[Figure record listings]
########

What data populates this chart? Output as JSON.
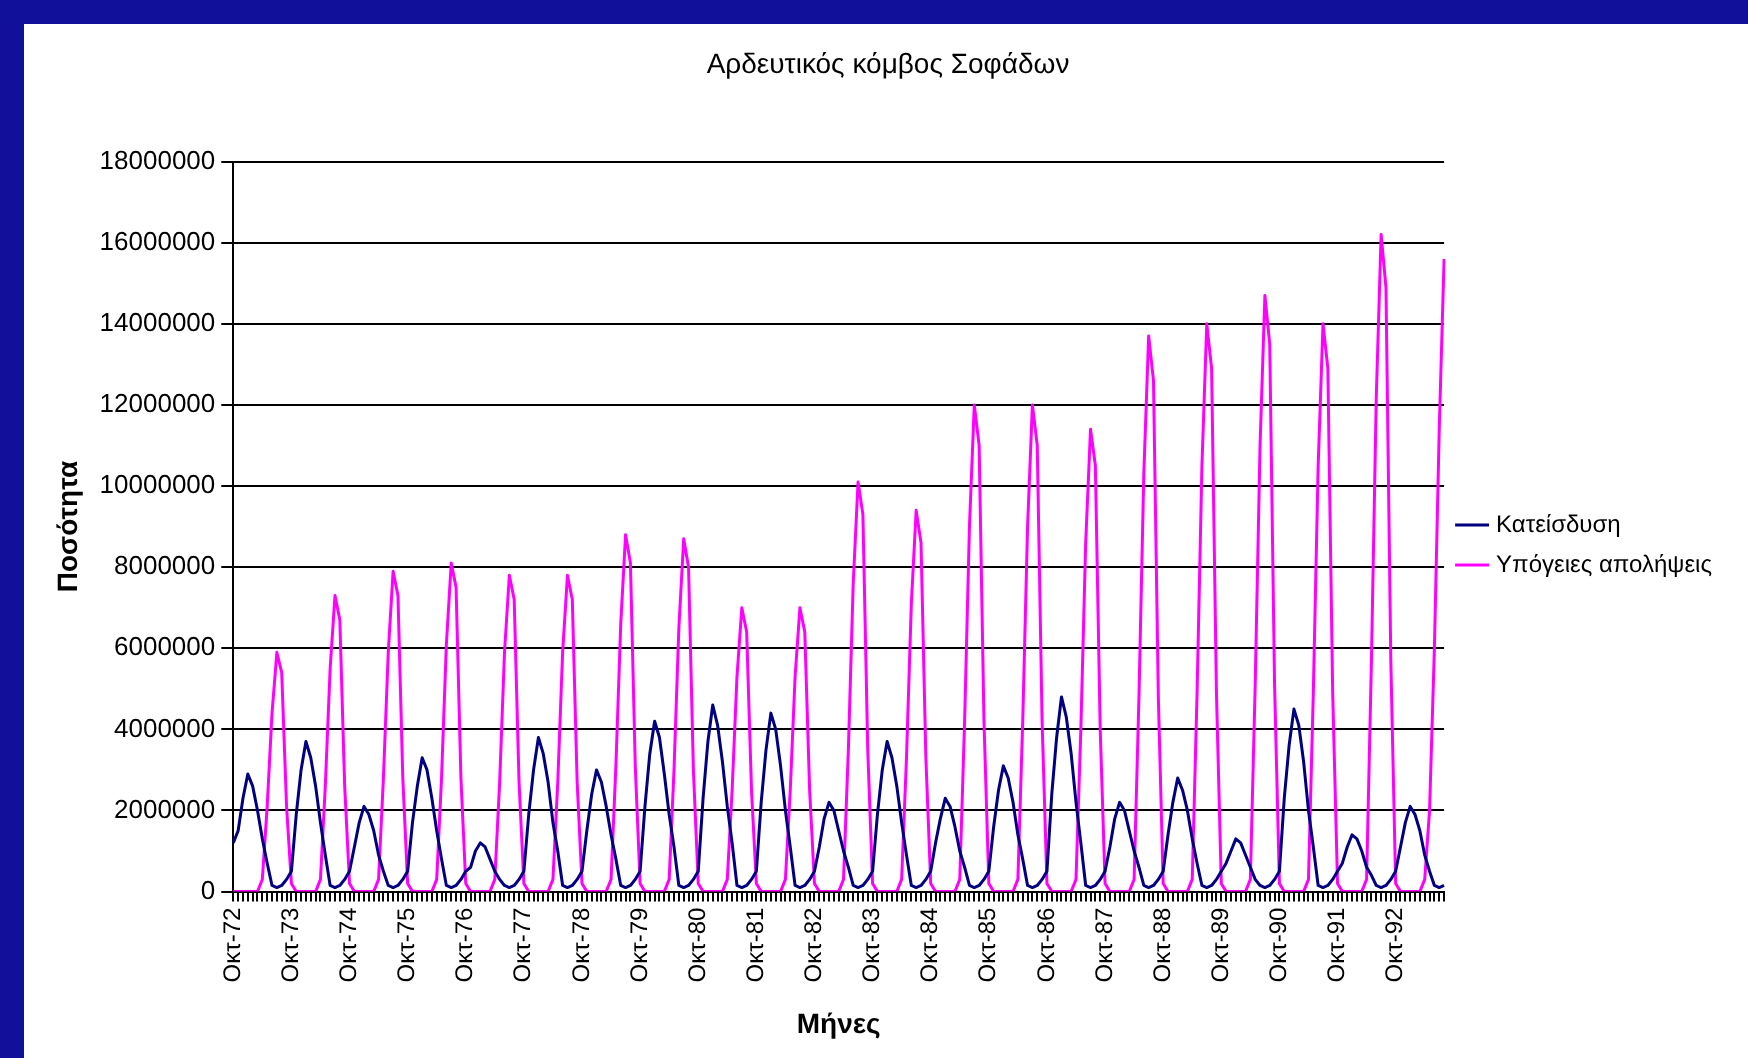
{
  "chart_data": {
    "type": "line",
    "title": "Αρδευτικός κόμβος Σοφάδων",
    "xlabel": "Μήνες",
    "ylabel": "Ποσότητα",
    "categories": [
      "Οκτ-72",
      null,
      null,
      null,
      null,
      null,
      null,
      null,
      null,
      null,
      null,
      null,
      "Οκτ-73",
      null,
      null,
      null,
      null,
      null,
      null,
      null,
      null,
      null,
      null,
      null,
      "Οκτ-74",
      null,
      null,
      null,
      null,
      null,
      null,
      null,
      null,
      null,
      null,
      null,
      "Οκτ-75",
      null,
      null,
      null,
      null,
      null,
      null,
      null,
      null,
      null,
      null,
      null,
      "Οκτ-76",
      null,
      null,
      null,
      null,
      null,
      null,
      null,
      null,
      null,
      null,
      null,
      "Οκτ-77",
      null,
      null,
      null,
      null,
      null,
      null,
      null,
      null,
      null,
      null,
      null,
      "Οκτ-78",
      null,
      null,
      null,
      null,
      null,
      null,
      null,
      null,
      null,
      null,
      null,
      "Οκτ-79",
      null,
      null,
      null,
      null,
      null,
      null,
      null,
      null,
      null,
      null,
      null,
      "Οκτ-80",
      null,
      null,
      null,
      null,
      null,
      null,
      null,
      null,
      null,
      null,
      null,
      "Οκτ-81",
      null,
      null,
      null,
      null,
      null,
      null,
      null,
      null,
      null,
      null,
      null,
      "Οκτ-82",
      null,
      null,
      null,
      null,
      null,
      null,
      null,
      null,
      null,
      null,
      null,
      "Οκτ-83",
      null,
      null,
      null,
      null,
      null,
      null,
      null,
      null,
      null,
      null,
      null,
      "Οκτ-84",
      null,
      null,
      null,
      null,
      null,
      null,
      null,
      null,
      null,
      null,
      null,
      "Οκτ-85",
      null,
      null,
      null,
      null,
      null,
      null,
      null,
      null,
      null,
      null,
      null,
      "Οκτ-86",
      null,
      null,
      null,
      null,
      null,
      null,
      null,
      null,
      null,
      null,
      null,
      "Οκτ-87",
      null,
      null,
      null,
      null,
      null,
      null,
      null,
      null,
      null,
      null,
      null,
      "Οκτ-88",
      null,
      null,
      null,
      null,
      null,
      null,
      null,
      null,
      null,
      null,
      null,
      "Οκτ-89",
      null,
      null,
      null,
      null,
      null,
      null,
      null,
      null,
      null,
      null,
      null,
      "Οκτ-90",
      null,
      null,
      null,
      null,
      null,
      null,
      null,
      null,
      null,
      null,
      null,
      "Οκτ-91",
      null,
      null,
      null,
      null,
      null,
      null,
      null,
      null,
      null,
      null,
      null,
      "Οκτ-92",
      null,
      null,
      null,
      null,
      null,
      null,
      null,
      null,
      null,
      null
    ],
    "series": [
      {
        "name": "Κατείσδυση",
        "color": "#000080",
        "values": [
          1200000,
          1500000,
          2300000,
          2900000,
          2600000,
          2000000,
          1300000,
          700000,
          150000,
          100000,
          150000,
          300000,
          500000,
          1900000,
          3000000,
          3700000,
          3300000,
          2600000,
          1700000,
          900000,
          150000,
          100000,
          150000,
          300000,
          500000,
          1100000,
          1700000,
          2100000,
          1900000,
          1500000,
          900000,
          500000,
          150000,
          100000,
          150000,
          300000,
          500000,
          1700000,
          2600000,
          3300000,
          3000000,
          2300000,
          1500000,
          800000,
          150000,
          100000,
          150000,
          300000,
          500000,
          600000,
          1000000,
          1200000,
          1100000,
          800000,
          500000,
          300000,
          150000,
          100000,
          150000,
          300000,
          500000,
          1900000,
          3000000,
          3800000,
          3400000,
          2700000,
          1700000,
          1000000,
          150000,
          100000,
          150000,
          300000,
          500000,
          1500000,
          2400000,
          3000000,
          2700000,
          2100000,
          1400000,
          800000,
          150000,
          100000,
          150000,
          300000,
          500000,
          2100000,
          3400000,
          4200000,
          3800000,
          2900000,
          1900000,
          1100000,
          150000,
          100000,
          150000,
          300000,
          500000,
          2300000,
          3700000,
          4600000,
          4100000,
          3200000,
          2100000,
          1200000,
          150000,
          100000,
          150000,
          300000,
          500000,
          2200000,
          3500000,
          4400000,
          4000000,
          3100000,
          2000000,
          1100000,
          150000,
          100000,
          150000,
          300000,
          500000,
          1100000,
          1800000,
          2200000,
          2000000,
          1500000,
          1000000,
          600000,
          150000,
          100000,
          150000,
          300000,
          500000,
          1900000,
          3000000,
          3700000,
          3300000,
          2600000,
          1700000,
          900000,
          150000,
          100000,
          150000,
          300000,
          500000,
          1200000,
          1800000,
          2300000,
          2100000,
          1600000,
          1000000,
          600000,
          150000,
          100000,
          150000,
          300000,
          500000,
          1600000,
          2500000,
          3100000,
          2800000,
          2200000,
          1400000,
          800000,
          150000,
          100000,
          150000,
          300000,
          500000,
          2400000,
          3800000,
          4800000,
          4300000,
          3400000,
          2200000,
          1200000,
          150000,
          100000,
          150000,
          300000,
          500000,
          1100000,
          1800000,
          2200000,
          2000000,
          1500000,
          1000000,
          600000,
          150000,
          100000,
          150000,
          300000,
          500000,
          1400000,
          2200000,
          2800000,
          2500000,
          2000000,
          1300000,
          700000,
          150000,
          100000,
          150000,
          300000,
          500000,
          700000,
          1000000,
          1300000,
          1200000,
          900000,
          600000,
          300000,
          150000,
          100000,
          150000,
          300000,
          500000,
          2300000,
          3600000,
          4500000,
          4100000,
          3200000,
          2000000,
          1100000,
          150000,
          100000,
          150000,
          300000,
          500000,
          700000,
          1100000,
          1400000,
          1300000,
          1000000,
          600000,
          400000,
          150000,
          100000,
          150000,
          300000,
          500000,
          1100000,
          1700000,
          2100000,
          1900000,
          1500000,
          900000,
          500000,
          150000,
          100000,
          150000
        ]
      },
      {
        "name": "Υπόγειες απολήψεις",
        "color": "#ff00ff",
        "values": [
          0,
          0,
          0,
          0,
          0,
          0,
          300000,
          2100000,
          4400000,
          5900000,
          5400000,
          2100000,
          200000,
          0,
          0,
          0,
          0,
          0,
          300000,
          2600000,
          5500000,
          7300000,
          6700000,
          2600000,
          200000,
          0,
          0,
          0,
          0,
          0,
          300000,
          2800000,
          5900000,
          7900000,
          7300000,
          2800000,
          200000,
          0,
          0,
          0,
          0,
          0,
          300000,
          2800000,
          6100000,
          8100000,
          7500000,
          2800000,
          200000,
          0,
          0,
          0,
          0,
          0,
          300000,
          2700000,
          5900000,
          7800000,
          7200000,
          2700000,
          200000,
          0,
          0,
          0,
          0,
          0,
          300000,
          2700000,
          5900000,
          7800000,
          7200000,
          2700000,
          200000,
          0,
          0,
          0,
          0,
          0,
          300000,
          3100000,
          6600000,
          8800000,
          8100000,
          3100000,
          200000,
          0,
          0,
          0,
          0,
          0,
          300000,
          3000000,
          6500000,
          8700000,
          8000000,
          3000000,
          200000,
          0,
          0,
          0,
          0,
          0,
          300000,
          2500000,
          5300000,
          7000000,
          6400000,
          2500000,
          200000,
          0,
          0,
          0,
          0,
          0,
          300000,
          2500000,
          5300000,
          7000000,
          6400000,
          2500000,
          200000,
          0,
          0,
          0,
          0,
          0,
          300000,
          3500000,
          7600000,
          10100000,
          9300000,
          3500000,
          200000,
          0,
          0,
          0,
          0,
          0,
          300000,
          3300000,
          7100000,
          9400000,
          8600000,
          3300000,
          200000,
          0,
          0,
          0,
          0,
          0,
          300000,
          4200000,
          9000000,
          12000000,
          11000000,
          4200000,
          200000,
          0,
          0,
          0,
          0,
          0,
          300000,
          4200000,
          9000000,
          12000000,
          11000000,
          4200000,
          200000,
          0,
          0,
          0,
          0,
          0,
          300000,
          4000000,
          8600000,
          11400000,
          10500000,
          4000000,
          200000,
          0,
          0,
          0,
          0,
          0,
          300000,
          4800000,
          10300000,
          13700000,
          12600000,
          4800000,
          200000,
          0,
          0,
          0,
          0,
          0,
          300000,
          4900000,
          10500000,
          14000000,
          12900000,
          4900000,
          200000,
          0,
          0,
          0,
          0,
          0,
          300000,
          5100000,
          11000000,
          14700000,
          13500000,
          5100000,
          200000,
          0,
          0,
          0,
          0,
          0,
          300000,
          4900000,
          10500000,
          14000000,
          12900000,
          4900000,
          200000,
          0,
          0,
          0,
          0,
          0,
          300000,
          5700000,
          12200000,
          16200000,
          14900000,
          5700000,
          200000,
          0,
          0,
          0,
          0,
          0,
          300000,
          2000000,
          6000000,
          11400000,
          15600000
        ]
      }
    ],
    "ylim": [
      0,
      18000000
    ],
    "yticks": [
      0,
      2000000,
      4000000,
      6000000,
      8000000,
      10000000,
      12000000,
      14000000,
      16000000,
      18000000
    ],
    "grid": "y",
    "legend": "right",
    "marker": "none"
  }
}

########

PROMPT = Scan the material line by line and report each one that contains "name".

ANSWER FOR THIS EXERCISE =
        "name": "Κατείσδυση",
        "name": "Υπόγειες απολήψεις",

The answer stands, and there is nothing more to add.